Copy all of the material below exactly.

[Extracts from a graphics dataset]

━━━━

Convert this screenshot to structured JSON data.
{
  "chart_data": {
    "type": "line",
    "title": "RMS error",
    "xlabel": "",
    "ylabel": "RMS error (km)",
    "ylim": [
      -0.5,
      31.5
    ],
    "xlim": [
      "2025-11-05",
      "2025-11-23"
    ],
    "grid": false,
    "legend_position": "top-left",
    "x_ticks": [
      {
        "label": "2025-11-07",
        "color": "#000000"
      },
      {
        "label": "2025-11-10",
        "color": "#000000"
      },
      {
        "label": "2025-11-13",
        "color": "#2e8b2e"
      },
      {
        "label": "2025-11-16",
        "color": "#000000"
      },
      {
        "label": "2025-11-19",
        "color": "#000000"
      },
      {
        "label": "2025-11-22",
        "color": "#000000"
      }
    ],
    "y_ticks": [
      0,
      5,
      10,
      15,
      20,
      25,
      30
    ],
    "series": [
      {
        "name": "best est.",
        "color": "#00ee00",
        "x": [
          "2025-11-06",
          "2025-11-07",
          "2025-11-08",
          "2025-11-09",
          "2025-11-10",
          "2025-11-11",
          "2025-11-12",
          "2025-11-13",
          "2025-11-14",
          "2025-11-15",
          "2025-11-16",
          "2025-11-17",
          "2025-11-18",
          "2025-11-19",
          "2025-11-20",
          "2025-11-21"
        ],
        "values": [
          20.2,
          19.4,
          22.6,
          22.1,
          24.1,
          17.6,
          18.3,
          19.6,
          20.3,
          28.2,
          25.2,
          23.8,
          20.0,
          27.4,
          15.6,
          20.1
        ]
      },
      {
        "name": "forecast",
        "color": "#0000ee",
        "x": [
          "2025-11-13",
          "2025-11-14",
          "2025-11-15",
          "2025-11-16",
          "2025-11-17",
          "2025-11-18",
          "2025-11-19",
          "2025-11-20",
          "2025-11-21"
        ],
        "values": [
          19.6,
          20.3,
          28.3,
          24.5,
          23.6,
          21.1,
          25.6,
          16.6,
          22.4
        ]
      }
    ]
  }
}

━━━━

### FINAL RESULT:
Convert this screenshot to structured JSON data.
{
  "chart_data": {
    "type": "line",
    "title": "RMS error",
    "xlabel": "",
    "ylabel": "RMS error (km)",
    "ylim": [
      -0.5,
      31.5
    ],
    "xlim": [
      "2025-11-05",
      "2025-11-23"
    ],
    "grid": false,
    "legend_position": "top-left",
    "x_ticks": [
      {
        "label": "2025-11-07",
        "color": "#000000"
      },
      {
        "label": "2025-11-10",
        "color": "#000000"
      },
      {
        "label": "2025-11-13",
        "color": "#2e8b2e"
      },
      {
        "label": "2025-11-16",
        "color": "#000000"
      },
      {
        "label": "2025-11-19",
        "color": "#000000"
      },
      {
        "label": "2025-11-22",
        "color": "#000000"
      }
    ],
    "y_ticks": [
      0,
      5,
      10,
      15,
      20,
      25,
      30
    ],
    "series": [
      {
        "name": "best est.",
        "color": "#00ee00",
        "x": [
          "2025-11-06",
          "2025-11-07",
          "2025-11-08",
          "2025-11-09",
          "2025-11-10",
          "2025-11-11",
          "2025-11-12",
          "2025-11-13",
          "2025-11-14",
          "2025-11-15",
          "2025-11-16",
          "2025-11-17",
          "2025-11-18",
          "2025-11-19",
          "2025-11-20",
          "2025-11-21"
        ],
        "values": [
          20.2,
          19.4,
          22.6,
          22.1,
          24.1,
          17.6,
          18.3,
          19.6,
          20.3,
          28.2,
          25.2,
          23.8,
          20.0,
          27.4,
          15.6,
          20.1
        ]
      },
      {
        "name": "forecast",
        "color": "#0000ee",
        "x": [
          "2025-11-13",
          "2025-11-14",
          "2025-11-15",
          "2025-11-16",
          "2025-11-17",
          "2025-11-18",
          "2025-11-19",
          "2025-11-20",
          "2025-11-21"
        ],
        "values": [
          19.6,
          20.3,
          28.3,
          24.5,
          23.6,
          21.1,
          25.6,
          16.6,
          22.4
        ]
      }
    ]
  }
}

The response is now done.